* _Your instructions_
List all the lines in these records that hold "name".

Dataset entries
"""
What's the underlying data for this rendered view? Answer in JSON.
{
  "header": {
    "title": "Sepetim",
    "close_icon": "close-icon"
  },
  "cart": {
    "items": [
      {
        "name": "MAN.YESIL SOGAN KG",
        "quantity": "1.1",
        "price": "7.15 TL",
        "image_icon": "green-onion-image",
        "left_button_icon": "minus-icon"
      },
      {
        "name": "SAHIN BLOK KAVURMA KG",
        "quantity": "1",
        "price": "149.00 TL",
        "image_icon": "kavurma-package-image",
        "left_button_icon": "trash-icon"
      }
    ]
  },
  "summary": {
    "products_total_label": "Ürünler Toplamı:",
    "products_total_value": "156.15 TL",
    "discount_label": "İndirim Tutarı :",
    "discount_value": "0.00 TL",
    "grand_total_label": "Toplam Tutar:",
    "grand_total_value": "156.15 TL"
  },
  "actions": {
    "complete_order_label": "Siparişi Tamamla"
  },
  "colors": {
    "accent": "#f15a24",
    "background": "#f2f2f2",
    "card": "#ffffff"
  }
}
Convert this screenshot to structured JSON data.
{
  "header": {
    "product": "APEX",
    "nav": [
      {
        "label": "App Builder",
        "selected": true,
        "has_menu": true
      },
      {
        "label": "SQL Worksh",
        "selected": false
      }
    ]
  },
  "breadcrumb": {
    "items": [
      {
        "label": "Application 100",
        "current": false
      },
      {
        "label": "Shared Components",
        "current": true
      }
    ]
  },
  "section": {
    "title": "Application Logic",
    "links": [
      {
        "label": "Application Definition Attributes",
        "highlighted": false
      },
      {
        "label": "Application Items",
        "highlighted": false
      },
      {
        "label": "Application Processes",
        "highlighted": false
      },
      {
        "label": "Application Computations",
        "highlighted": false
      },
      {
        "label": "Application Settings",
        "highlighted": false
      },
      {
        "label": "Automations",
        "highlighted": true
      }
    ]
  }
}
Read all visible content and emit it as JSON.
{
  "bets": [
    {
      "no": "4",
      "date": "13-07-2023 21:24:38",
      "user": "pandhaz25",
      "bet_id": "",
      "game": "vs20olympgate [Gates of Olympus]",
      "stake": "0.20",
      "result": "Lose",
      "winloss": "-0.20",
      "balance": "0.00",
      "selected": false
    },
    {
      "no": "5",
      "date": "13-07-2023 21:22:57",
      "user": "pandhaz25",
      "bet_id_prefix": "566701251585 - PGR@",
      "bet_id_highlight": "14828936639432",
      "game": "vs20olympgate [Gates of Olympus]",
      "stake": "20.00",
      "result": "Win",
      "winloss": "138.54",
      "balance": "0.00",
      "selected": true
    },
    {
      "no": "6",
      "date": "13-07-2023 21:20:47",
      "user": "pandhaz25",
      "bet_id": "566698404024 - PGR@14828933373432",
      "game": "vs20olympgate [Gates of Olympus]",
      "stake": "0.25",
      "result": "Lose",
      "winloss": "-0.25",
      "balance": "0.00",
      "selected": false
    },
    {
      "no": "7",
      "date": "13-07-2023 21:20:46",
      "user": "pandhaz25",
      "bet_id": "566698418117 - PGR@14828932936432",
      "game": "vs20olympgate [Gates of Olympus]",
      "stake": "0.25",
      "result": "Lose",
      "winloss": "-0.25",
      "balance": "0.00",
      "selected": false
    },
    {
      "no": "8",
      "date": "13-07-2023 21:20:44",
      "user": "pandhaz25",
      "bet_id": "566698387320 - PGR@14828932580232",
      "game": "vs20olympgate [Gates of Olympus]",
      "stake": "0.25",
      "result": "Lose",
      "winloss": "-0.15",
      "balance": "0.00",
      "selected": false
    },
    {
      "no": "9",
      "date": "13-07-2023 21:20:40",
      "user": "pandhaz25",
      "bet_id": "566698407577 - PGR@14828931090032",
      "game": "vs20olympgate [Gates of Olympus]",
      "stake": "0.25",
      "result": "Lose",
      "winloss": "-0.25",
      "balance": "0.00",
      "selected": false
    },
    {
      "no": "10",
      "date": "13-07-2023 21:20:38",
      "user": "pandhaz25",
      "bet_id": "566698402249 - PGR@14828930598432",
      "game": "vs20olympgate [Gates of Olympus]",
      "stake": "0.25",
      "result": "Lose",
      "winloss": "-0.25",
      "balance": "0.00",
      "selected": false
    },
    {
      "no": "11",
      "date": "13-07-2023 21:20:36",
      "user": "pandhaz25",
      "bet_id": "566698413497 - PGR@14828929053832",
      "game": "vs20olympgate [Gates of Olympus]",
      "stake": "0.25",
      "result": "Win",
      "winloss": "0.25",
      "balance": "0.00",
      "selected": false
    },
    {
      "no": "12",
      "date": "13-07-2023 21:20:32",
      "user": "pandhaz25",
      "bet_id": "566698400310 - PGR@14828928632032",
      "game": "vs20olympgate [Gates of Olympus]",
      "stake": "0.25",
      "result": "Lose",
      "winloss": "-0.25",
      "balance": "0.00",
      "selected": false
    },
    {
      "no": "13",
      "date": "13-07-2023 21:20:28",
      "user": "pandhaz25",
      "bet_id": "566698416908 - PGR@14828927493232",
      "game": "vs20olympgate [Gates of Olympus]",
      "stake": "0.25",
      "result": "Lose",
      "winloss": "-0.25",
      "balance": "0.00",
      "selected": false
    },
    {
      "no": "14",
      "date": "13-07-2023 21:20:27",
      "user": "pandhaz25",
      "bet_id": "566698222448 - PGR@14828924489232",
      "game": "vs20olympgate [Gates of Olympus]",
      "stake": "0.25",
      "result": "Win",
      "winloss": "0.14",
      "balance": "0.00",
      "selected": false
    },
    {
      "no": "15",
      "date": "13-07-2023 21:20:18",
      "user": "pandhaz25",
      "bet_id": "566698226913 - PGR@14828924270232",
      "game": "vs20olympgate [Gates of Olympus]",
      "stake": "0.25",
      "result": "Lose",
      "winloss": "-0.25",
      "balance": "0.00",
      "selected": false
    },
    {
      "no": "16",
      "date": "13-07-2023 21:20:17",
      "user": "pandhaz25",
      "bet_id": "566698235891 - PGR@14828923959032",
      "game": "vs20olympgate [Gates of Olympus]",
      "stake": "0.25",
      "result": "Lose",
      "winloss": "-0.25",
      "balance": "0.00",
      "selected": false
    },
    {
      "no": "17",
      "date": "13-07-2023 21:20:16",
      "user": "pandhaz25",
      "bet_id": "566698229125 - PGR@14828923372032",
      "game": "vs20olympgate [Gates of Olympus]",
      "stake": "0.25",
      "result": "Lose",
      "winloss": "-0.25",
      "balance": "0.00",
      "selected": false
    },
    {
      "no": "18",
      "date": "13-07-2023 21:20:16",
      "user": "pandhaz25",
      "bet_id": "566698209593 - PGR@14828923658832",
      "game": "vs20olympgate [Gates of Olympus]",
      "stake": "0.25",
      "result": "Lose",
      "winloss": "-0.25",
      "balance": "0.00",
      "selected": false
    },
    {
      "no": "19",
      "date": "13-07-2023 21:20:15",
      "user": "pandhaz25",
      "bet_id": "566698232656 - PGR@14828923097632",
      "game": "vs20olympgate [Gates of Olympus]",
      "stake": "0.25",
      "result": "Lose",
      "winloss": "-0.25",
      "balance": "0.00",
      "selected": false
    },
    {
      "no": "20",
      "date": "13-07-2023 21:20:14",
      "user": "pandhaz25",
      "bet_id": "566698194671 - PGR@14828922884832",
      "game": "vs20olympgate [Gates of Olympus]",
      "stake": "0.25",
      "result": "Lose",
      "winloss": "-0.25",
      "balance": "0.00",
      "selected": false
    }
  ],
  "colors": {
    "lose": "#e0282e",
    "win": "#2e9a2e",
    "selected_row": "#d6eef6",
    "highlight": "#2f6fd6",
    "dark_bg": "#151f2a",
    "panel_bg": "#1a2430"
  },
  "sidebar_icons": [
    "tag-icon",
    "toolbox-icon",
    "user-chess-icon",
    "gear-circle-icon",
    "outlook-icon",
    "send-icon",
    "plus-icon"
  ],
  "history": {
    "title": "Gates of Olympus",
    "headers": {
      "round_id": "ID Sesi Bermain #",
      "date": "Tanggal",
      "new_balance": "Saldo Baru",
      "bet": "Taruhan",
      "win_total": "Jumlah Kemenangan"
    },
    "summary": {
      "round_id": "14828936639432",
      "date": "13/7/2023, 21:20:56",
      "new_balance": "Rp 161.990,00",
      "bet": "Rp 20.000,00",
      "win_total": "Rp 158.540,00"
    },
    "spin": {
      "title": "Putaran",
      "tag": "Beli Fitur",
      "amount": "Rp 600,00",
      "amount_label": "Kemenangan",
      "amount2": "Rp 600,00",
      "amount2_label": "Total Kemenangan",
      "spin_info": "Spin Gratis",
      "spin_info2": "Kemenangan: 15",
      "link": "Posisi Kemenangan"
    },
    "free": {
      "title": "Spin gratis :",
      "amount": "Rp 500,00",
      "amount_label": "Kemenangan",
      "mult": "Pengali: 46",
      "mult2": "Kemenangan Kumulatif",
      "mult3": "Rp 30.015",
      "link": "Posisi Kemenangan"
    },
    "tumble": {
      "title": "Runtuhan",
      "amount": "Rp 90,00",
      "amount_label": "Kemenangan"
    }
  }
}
"""
* _Full output_
        "name": "MAN.YESIL SOGAN KG",
        "name": "SAHIN BLOK KAVURMA KG",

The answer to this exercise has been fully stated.